### SHORT EXERCISE
Every line that holds "this" should be shown.

Rows from a dataset:
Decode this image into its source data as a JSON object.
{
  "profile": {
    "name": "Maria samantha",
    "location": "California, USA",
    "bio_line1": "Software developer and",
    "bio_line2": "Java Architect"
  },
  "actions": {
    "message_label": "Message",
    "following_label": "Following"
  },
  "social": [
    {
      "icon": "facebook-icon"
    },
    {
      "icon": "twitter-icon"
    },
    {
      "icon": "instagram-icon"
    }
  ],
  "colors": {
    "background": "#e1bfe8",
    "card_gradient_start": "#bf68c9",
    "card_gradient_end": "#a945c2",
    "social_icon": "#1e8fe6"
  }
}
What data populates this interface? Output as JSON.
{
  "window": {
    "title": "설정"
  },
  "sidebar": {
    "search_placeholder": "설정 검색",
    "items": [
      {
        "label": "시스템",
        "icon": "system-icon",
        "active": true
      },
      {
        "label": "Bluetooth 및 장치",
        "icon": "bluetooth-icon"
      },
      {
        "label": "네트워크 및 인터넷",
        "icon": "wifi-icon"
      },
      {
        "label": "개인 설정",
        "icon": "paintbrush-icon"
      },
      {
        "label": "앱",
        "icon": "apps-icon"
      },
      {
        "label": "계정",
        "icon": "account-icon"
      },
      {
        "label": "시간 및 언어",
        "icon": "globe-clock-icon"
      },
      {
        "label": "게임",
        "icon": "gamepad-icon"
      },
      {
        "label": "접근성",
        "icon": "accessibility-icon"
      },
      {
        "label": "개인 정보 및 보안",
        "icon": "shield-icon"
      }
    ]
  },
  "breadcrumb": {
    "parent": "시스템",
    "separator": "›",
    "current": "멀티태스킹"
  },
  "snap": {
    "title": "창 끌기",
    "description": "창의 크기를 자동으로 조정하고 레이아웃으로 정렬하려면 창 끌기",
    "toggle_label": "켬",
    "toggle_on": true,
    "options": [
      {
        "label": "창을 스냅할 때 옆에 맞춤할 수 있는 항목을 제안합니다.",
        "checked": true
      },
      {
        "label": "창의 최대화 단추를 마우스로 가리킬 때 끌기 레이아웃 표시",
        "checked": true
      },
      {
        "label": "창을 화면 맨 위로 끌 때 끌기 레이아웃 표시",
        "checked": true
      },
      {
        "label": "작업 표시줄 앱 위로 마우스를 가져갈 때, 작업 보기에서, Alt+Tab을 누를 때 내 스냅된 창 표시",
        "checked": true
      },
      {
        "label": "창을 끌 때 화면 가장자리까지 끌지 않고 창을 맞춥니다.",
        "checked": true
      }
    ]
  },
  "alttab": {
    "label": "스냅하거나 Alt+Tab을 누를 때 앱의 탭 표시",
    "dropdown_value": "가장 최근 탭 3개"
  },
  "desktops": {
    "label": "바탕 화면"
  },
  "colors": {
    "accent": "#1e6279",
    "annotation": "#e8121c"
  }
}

### THE OUTPUT
Decode this image into its source data as a JSON object.
What data populates this interface? Output as JSON.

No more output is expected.